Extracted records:
----

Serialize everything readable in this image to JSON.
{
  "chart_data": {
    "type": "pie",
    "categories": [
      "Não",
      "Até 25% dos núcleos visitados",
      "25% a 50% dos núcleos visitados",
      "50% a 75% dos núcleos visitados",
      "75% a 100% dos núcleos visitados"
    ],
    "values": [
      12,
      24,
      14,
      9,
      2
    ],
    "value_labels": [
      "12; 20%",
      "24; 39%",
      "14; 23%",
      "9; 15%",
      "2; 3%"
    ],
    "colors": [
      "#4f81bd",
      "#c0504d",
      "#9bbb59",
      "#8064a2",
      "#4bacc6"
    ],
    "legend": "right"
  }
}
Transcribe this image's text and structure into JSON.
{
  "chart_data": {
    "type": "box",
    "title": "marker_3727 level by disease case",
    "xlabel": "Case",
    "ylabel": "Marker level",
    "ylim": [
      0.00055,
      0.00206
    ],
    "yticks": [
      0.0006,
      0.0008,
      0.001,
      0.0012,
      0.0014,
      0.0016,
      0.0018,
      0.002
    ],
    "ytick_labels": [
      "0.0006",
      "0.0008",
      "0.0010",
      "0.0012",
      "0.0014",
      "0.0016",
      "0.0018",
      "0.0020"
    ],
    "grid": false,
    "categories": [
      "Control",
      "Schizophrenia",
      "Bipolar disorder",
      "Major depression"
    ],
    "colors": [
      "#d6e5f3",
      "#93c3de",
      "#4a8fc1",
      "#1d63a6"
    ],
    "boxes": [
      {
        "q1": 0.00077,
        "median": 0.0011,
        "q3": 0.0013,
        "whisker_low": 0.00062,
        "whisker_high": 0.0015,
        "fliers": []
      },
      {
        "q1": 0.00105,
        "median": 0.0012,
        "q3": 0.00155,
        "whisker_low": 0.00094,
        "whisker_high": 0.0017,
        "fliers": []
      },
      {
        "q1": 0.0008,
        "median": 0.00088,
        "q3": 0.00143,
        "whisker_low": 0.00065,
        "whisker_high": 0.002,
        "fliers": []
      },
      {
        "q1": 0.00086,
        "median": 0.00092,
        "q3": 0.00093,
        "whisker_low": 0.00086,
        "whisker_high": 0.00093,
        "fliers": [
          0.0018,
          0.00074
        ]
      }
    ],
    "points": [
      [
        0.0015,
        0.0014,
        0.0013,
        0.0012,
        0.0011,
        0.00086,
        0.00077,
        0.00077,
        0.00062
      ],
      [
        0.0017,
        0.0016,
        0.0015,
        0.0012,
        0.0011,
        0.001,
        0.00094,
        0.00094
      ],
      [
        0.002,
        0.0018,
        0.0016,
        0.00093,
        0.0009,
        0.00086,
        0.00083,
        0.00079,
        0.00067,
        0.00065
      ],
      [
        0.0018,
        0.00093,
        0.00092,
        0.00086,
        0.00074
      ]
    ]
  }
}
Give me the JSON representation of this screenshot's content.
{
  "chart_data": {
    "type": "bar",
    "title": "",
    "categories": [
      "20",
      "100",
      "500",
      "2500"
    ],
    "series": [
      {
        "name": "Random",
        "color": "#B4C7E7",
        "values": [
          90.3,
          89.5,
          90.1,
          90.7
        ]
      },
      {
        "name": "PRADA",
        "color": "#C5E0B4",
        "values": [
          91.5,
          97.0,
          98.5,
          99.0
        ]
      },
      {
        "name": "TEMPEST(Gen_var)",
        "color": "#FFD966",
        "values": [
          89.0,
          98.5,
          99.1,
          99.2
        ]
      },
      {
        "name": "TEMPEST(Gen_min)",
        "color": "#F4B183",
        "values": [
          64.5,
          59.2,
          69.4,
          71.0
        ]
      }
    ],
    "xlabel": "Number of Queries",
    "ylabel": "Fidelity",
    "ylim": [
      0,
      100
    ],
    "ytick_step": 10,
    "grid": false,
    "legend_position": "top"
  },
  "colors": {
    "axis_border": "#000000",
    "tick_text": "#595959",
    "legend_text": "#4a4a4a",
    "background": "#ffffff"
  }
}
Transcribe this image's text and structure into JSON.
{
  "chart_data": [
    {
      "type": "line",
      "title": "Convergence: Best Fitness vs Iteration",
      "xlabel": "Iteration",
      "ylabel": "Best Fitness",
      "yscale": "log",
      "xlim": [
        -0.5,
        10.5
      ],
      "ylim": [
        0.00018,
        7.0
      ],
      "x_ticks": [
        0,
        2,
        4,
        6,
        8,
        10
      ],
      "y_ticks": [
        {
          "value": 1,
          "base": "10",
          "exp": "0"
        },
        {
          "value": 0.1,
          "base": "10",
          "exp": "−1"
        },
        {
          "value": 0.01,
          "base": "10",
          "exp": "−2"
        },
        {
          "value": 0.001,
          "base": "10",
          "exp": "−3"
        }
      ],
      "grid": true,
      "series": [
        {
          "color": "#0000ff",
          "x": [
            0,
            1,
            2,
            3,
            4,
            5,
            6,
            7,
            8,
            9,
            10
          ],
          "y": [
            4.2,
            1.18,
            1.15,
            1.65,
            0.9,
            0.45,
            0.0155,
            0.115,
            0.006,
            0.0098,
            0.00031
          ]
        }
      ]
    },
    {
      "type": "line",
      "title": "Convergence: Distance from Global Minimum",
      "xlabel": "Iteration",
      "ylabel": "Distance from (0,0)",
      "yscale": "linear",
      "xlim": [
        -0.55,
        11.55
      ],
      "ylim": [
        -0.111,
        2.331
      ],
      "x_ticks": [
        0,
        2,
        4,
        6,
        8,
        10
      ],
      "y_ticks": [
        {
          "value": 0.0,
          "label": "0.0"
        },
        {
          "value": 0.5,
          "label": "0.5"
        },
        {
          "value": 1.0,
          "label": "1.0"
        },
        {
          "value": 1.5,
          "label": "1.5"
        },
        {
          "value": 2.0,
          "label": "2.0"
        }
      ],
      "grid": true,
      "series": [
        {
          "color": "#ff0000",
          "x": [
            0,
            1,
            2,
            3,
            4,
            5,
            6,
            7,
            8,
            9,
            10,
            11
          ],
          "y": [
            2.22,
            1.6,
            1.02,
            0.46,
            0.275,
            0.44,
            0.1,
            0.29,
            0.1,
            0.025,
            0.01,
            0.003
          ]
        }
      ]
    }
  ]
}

----

Restate every line of the data word for word.

• Solution:
Serialize everything readable in this image to JSON.
{
  "chart_data": {
    "type": "pie",
    "categories": [
      "Não",
      "Até 25% dos núcleos visitados",
      "25% a 50% dos núcleos visitados",
      "50% a 75% dos núcleos visitados",
      "75% a 100% dos núcleos visitados"
    ],
    "values": [
      12,
      24,
      14,
      9,
      2
    ],
    "value_labels": [
      "12; 20%",
      "24; 39%",
      "14; 23%",
      "9; 15%",
      "2; 3%"
    ],
    "colors": [
      "#4f81bd",
      "#c0504d",
      "#9bbb59",
      "#8064a2",
      "#4bacc6"
    ],
    "legend": "right"
  }
}
Transcribe this image's text and structure into JSON.
{
  "chart_data": {
    "type": "box",
    "title": "marker_3727 level by disease case",
    "xlabel": "Case",
    "ylabel": "Marker level",
    "ylim": [
      0.00055,
      0.00206
    ],
    "yticks": [
      0.0006,
      0.0008,
      0.001,
      0.0012,
      0.0014,
      0.0016,
      0.0018,
      0.002
    ],
    "ytick_labels": [
      "0.0006",
      "0.0008",
      "0.0010",
      "0.0012",
      "0.0014",
      "0.0016",
      "0.0018",
      "0.0020"
    ],
    "grid": false,
    "categories": [
      "Control",
      "Schizophrenia",
      "Bipolar disorder",
      "Major depression"
    ],
    "colors": [
      "#d6e5f3",
      "#93c3de",
      "#4a8fc1",
      "#1d63a6"
    ],
    "boxes": [
      {
        "q1": 0.00077,
        "median": 0.0011,
        "q3": 0.0013,
        "whisker_low": 0.00062,
        "whisker_high": 0.0015,
        "fliers": []
      },
      {
        "q1": 0.00105,
        "median": 0.0012,
        "q3": 0.00155,
        "whisker_low": 0.00094,
        "whisker_high": 0.0017,
        "fliers": []
      },
      {
        "q1": 0.0008,
        "median": 0.00088,
        "q3": 0.00143,
        "whisker_low": 0.00065,
        "whisker_high": 0.002,
        "fliers": []
      },
      {
        "q1": 0.00086,
        "median": 0.00092,
        "q3": 0.00093,
        "whisker_low": 0.00086,
        "whisker_high": 0.00093,
        "fliers": [
          0.0018,
          0.00074
        ]
      }
    ],
    "points": [
      [
        0.0015,
        0.0014,
        0.0013,
        0.0012,
        0.0011,
        0.00086,
        0.00077,
        0.00077,
        0.00062
      ],
      [
        0.0017,
        0.0016,
        0.0015,
        0.0012,
        0.0011,
        0.001,
        0.00094,
        0.00094
      ],
      [
        0.002,
        0.0018,
        0.0016,
        0.00093,
        0.0009,
        0.00086,
        0.00083,
        0.00079,
        0.00067,
        0.00065
      ],
      [
        0.0018,
        0.00093,
        0.00092,
        0.00086,
        0.00074
      ]
    ]
  }
}
Give me the JSON representation of this screenshot's content.
{
  "chart_data": {
    "type": "bar",
    "title": "",
    "categories": [
      "20",
      "100",
      "500",
      "2500"
    ],
    "series": [
      {
        "name": "Random",
        "color": "#B4C7E7",
        "values": [
          90.3,
          89.5,
          90.1,
          90.7
        ]
      },
      {
        "name": "PRADA",
        "color": "#C5E0B4",
        "values": [
          91.5,
          97.0,
          98.5,
          99.0
        ]
      },
      {
        "name": "TEMPEST(Gen_var)",
        "color": "#FFD966",
        "values": [
          89.0,
          98.5,
          99.1,
          99.2
        ]
      },
      {
        "name": "TEMPEST(Gen_min)",
        "color": "#F4B183",
        "values": [
          64.5,
          59.2,
          69.4,
          71.0
        ]
      }
    ],
    "xlabel": "Number of Queries",
    "ylabel": "Fidelity",
    "ylim": [
      0,
      100
    ],
    "ytick_step": 10,
    "grid": false,
    "legend_position": "top"
  },
  "colors": {
    "axis_border": "#000000",
    "tick_text": "#595959",
    "legend_text": "#4a4a4a",
    "background": "#ffffff"
  }
}
Transcribe this image's text and structure into JSON.
{
  "chart_data": [
    {
      "type": "line",
      "title": "Convergence: Best Fitness vs Iteration",
      "xlabel": "Iteration",
      "ylabel": "Best Fitness",
      "yscale": "log",
      "xlim": [
        -0.5,
        10.5
      ],
      "ylim": [
        0.00018,
        7.0
      ],
      "x_ticks": [
        0,
        2,
        4,
        6,
        8,
        10
      ],
      "y_ticks": [
        {
          "value": 1,
          "base": "10",
          "exp": "0"
        },
        {
          "value": 0.1,
          "base": "10",
          "exp": "−1"
        },
        {
          "value": 0.01,
          "base": "10",
          "exp": "−2"
        },
        {
          "value": 0.001,
          "base": "10",
          "exp": "−3"
        }
      ],
      "grid": true,
      "series": [
        {
          "color": "#0000ff",
          "x": [
            0,
            1,
            2,
            3,
            4,
            5,
            6,
            7,
            8,
            9,
            10
          ],
          "y": [
            4.2,
            1.18,
            1.15,
            1.65,
            0.9,
            0.45,
            0.0155,
            0.115,
            0.006,
            0.0098,
            0.00031
          ]
        }
      ]
    },
    {
      "type": "line",
      "title": "Convergence: Distance from Global Minimum",
      "xlabel": "Iteration",
      "ylabel": "Distance from (0,0)",
      "yscale": "linear",
      "xlim": [
        -0.55,
        11.55
      ],
      "ylim": [
        -0.111,
        2.331
      ],
      "x_ticks": [
        0,
        2,
        4,
        6,
        8,
        10
      ],
      "y_ticks": [
        {
          "value": 0.0,
          "label": "0.0"
        },
        {
          "value": 0.5,
          "label": "0.5"
        },
        {
          "value": 1.0,
          "label": "1.0"
        },
        {
          "value": 1.5,
          "label": "1.5"
        },
        {
          "value": 2.0,
          "label": "2.0"
        }
      ],
      "grid": true,
      "series": [
        {
          "color": "#ff0000",
          "x": [
            0,
            1,
            2,
            3,
            4,
            5,
            6,
            7,
            8,
            9,
            10,
            11
          ],
          "y": [
            2.22,
            1.6,
            1.02,
            0.46,
            0.275,
            0.44,
            0.1,
            0.29,
            0.1,
            0.025,
            0.01,
            0.003
          ]
        }
      ]
    }
  ]
}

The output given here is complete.